__Texte cité__.
Samedi 22 décembre 2012 à 1:49

Il a les yeux d'un bleu que je n'arrive pas à retenir.
Ou alors qui change à chaque fois que je le vois.

Je ne sais pas toujours comment me comporter, je n'ose pas poser trop de questions, la situation ne s'y prête pas. Je peux juste espérer que cette espèce de détachement ne l'ennuie pas.
Tu penses à moi quelque fois ?
Il a fait une drôle de moue et j'ai dit en riant que ce n'était pas la bonne réponse.

Je me détache. Je profite et me détache. Je suis détachée de tous. Ca n'a pas de saveur.

(ça n'aura pas la même saveur, de trouver plus tard. C'est pareil que toi, même si, on est toujours seul.) je n'y crois pas

Tentative de rattrapage, plus tard. Séparation nette.

De là-haut je rouvre la fenêtre et vois la trace laissée par sa voiture garée avant la pluie.


Le soir mes yeux tombent sur la rue encore, personne n'a pris sa place.

Dimanche 16 décembre 2012 à 1:30

 
Ce soir j'ai probablement pour la première fois, depuis 2005 que je le parcours, marché tout ce long couloir sombre et un peu glauque de chambres de bonnes sans la lumière. Avec les bruits de la pluie sur les deux vasistas et contre les murs. Ce couloir de chambres vides et de greniers, avec des portes entrouvertes ou fermées à double tour. Le couloir vers les toilettes condamnées sur la gauche, le lavabo qui goutte, sans la lumière.

__Consignes__.
a: Dans le texte cité, depuis quelle année le long couloir sombre est-il parcouru ?
b: Reprenez le passage du texte cité compris entre "Samedi 22 décembre" et "quelque fois ?", bornes incluses, en substituant "vert" à "bleu".

__Liste des données__.
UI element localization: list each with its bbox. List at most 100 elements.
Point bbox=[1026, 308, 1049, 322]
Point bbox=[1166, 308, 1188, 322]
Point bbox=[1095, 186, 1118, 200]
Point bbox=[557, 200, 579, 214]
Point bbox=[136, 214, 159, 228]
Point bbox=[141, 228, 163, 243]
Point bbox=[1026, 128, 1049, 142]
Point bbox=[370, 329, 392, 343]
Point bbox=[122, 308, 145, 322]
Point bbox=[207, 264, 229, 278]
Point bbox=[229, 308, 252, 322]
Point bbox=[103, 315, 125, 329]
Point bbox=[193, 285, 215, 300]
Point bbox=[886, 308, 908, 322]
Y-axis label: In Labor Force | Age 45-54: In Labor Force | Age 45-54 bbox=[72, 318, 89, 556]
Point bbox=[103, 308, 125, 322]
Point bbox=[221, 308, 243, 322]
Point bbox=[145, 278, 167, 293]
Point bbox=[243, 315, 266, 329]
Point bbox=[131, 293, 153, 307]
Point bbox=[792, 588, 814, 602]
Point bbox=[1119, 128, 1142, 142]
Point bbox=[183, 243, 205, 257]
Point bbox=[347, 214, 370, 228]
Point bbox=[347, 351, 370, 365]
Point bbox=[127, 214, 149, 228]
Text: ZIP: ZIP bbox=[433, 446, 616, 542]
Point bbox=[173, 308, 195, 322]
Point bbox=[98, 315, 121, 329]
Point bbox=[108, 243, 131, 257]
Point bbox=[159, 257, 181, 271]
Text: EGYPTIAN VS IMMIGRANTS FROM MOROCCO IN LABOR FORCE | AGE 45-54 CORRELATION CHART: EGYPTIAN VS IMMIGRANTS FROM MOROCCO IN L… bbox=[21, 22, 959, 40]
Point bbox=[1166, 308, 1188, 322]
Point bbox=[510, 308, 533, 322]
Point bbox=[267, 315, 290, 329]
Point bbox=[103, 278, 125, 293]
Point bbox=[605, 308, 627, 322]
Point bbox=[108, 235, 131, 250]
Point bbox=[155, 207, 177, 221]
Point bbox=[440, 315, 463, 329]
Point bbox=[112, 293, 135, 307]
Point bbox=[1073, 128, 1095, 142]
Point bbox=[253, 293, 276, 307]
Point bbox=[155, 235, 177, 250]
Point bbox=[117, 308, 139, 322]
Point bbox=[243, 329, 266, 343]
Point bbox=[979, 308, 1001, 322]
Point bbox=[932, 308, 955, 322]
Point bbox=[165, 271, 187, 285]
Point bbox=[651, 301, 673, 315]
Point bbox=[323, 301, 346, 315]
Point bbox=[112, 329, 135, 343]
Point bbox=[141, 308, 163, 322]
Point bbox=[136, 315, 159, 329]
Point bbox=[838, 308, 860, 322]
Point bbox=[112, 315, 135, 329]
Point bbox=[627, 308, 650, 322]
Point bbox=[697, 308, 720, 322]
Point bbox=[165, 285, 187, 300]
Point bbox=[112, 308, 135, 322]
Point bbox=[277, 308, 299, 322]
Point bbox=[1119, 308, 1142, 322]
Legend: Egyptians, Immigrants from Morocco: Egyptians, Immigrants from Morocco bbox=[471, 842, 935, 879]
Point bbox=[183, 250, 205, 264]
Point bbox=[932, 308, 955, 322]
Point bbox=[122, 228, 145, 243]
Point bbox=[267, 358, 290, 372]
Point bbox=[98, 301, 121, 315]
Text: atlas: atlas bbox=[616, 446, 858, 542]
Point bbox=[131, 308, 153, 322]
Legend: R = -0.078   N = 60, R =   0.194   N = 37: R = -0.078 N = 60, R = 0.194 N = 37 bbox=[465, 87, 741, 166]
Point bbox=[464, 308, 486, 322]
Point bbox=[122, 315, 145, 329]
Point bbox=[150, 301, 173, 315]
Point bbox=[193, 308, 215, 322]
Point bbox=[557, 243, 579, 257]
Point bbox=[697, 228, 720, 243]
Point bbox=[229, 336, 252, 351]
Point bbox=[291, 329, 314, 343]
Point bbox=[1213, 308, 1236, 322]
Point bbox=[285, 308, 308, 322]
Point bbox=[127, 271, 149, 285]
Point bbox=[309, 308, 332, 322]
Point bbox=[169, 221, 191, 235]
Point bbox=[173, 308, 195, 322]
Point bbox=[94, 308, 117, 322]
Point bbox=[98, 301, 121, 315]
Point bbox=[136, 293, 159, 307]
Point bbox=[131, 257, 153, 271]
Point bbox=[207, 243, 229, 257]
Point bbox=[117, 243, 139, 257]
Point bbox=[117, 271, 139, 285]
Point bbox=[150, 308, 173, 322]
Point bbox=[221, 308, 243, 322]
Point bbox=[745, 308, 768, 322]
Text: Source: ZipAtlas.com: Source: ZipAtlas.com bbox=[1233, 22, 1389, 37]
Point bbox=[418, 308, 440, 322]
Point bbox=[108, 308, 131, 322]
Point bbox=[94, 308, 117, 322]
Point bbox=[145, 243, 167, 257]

__Réponses complètes__.
a: Depuis 2005.

b:
Samedi 22 décembre 2012 à 1:49

Il a les yeux d'un vert que je n'arrive pas à retenir.
Ou alors qui change à chaque fois que je le vois.

Je ne sais pas toujours comment me comporter, je n'ose pas poser trop de questions, la situation ne s'y prête pas. Je peux juste espérer que cette espèce de détachement ne l'ennuie pas.
Tu penses à moi quelque fois ?